TASK SET:
A. Return, word for word, the part of the text on equitable relief that runs from "Issuing equitable relief" up to and including "the Ugorets here.".
B. Resume the text on the blocked Timber Lane access, picking up right after its final sentence.

TEXT:
*** Begin section ***
Issuing equitable relief requires more than a “theoretical inadequacy” of the legal remedy. Id. (quoting Equitable Life Assur. Soc. of U.S. v. Wert, 102 F.2d 10, 15 (8th Cir. 1939)). The record must show a sufficient “practical inadequacy” in the legal remedy, such that the plaintiff's rights will be substantially and adversely affected if equitable relief is not granted. Id. (quoting Equitable Life, 102 F.2d at 15). Put differently, equitable relief is barred only if the legal relief is “so complete that it attains the full end and justice of the case, reaching the whole mischief and securing the whole right of the party in a perfect manner at the present time and in the future.” Id. (quotation omitted).
Based on the summary judgment record, money damages do not constitute a complete, practical, and efficient remedy for the Ugorets here.
Because the Ugorets used the Timber Lane access only occasionally and for specific uses, the bollards blocking that access impose what the Minnesota Supreme Court calls a “constantly recurring grievance.” Gustafson v. Hamm, 57 N.W. 1054, 1056 (Minn. 1894) (“The legal right being clear, and the trespass or nuisance, whichever it be, being a continuing one, he is not confined to successive actions for damages, but may maintain an action to enjoin the constantly recurring grievance; and, where a clear legal right is thus violated, the fact that the actual damages, if substantial, are comparatively small, is not important.”).
So long as the bollards are in the way, the harm recurs each time the Ugorets wish to use the access but cannot. In addition, the nature of each recurring injury varies depending on the desired usage of the access and the burdensomeness of alternative solutions. The nature, extent, and amount of each harm changes depending on precisely how, when, and why the Ugorets need access. Such a variable and forward-looking injury is not amenable to present specific identification or compensability. Therefore, while Minnesota state law generally provides a monetary remedy through an inverse condemnation cause of action, the circumstances render that remedy inadequate here to address the valuation of future harms, though such future harms are inevitable.
*** End section ***
DATASET EXCERPTS:
*** Begin section ***
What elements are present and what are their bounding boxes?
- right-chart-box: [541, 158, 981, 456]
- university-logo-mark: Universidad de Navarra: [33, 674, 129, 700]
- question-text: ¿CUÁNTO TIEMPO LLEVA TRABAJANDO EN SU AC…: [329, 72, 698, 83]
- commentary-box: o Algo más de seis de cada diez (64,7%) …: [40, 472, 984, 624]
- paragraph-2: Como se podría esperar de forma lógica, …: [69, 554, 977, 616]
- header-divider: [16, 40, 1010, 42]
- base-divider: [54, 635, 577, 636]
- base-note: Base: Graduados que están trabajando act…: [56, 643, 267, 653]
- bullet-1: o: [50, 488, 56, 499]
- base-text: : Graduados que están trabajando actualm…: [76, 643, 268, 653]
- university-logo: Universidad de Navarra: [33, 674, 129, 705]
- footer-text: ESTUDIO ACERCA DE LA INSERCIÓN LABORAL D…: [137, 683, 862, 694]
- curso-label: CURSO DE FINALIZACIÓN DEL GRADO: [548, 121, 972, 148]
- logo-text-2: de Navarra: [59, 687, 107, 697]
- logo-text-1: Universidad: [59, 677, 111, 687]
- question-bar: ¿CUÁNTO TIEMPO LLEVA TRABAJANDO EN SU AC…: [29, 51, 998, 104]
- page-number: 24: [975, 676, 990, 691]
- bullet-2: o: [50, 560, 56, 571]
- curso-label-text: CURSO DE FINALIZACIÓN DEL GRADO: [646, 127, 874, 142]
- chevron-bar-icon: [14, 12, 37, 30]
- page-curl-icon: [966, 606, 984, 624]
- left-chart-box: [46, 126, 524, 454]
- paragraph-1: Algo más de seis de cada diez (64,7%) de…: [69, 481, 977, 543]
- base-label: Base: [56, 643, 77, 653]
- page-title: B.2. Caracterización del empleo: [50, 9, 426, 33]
*** End section ***
ANSWERS TO THE EXERCISES:
A.
Issuing equitable relief requires more than a “theoretical inadequacy” of the legal remedy. Id. (quoting Equitable Life Assur. Soc. of U.S. v. Wert, 102 F.2d 10, 15 (8th Cir. 1939)). The record must show a sufficient “practical inadequacy” in the legal remedy, such that the plaintiff's rights will be substantially and adversely affected if equitable relief is not granted. Id. (quoting Equitable Life, 102 F.2d at 15). Put differently, equitable relief is barred only if the legal relief is “so complete that it attains the full end and justice of the case, reaching the whole mischief and securing the whole right of the party in a perfect manner at the present time and in the future.” Id. (quotation omitted).
Based on the summary judgment record, money damages do not constitute a complete, practical, and efficient remedy for the Ugorets here.

B.
Accordingly, the Ugorets are not precluded from seeking or receiving the injunctive relief they claim in their Complaint. (See Doc. No. 1 at 6.) Because the Ugorets possess the right to access Timber Lane from their abutting property, and because Shorewood's placement of bollards interfering with that right of access amounts to an unconstitutional taking, the Ugorets are entitled to injunctive relief.
ORDER
IT IS HEREBY ORDERED that Defendant's Motion for Summary Judgment (Doc. No. 38) is DENIED in its entirety, and Plaintiffs' Motion for Summary Judgment (Doc. No. 43) is GRANTED as to the existence and taking of a property right and DENIED as to money damages. As explained above, the question of money damages is left for trial.
IT IS HEREBY FURTHER ORDERED that Defendant must remove the bollards obstructing the Ugorets property's access to Timber Lane within twenty days of this Order. Any future interference with the Ugorets property's access to Timber Lane must comply with the letter and spirit of this Order as well as all federal, state, and local laws.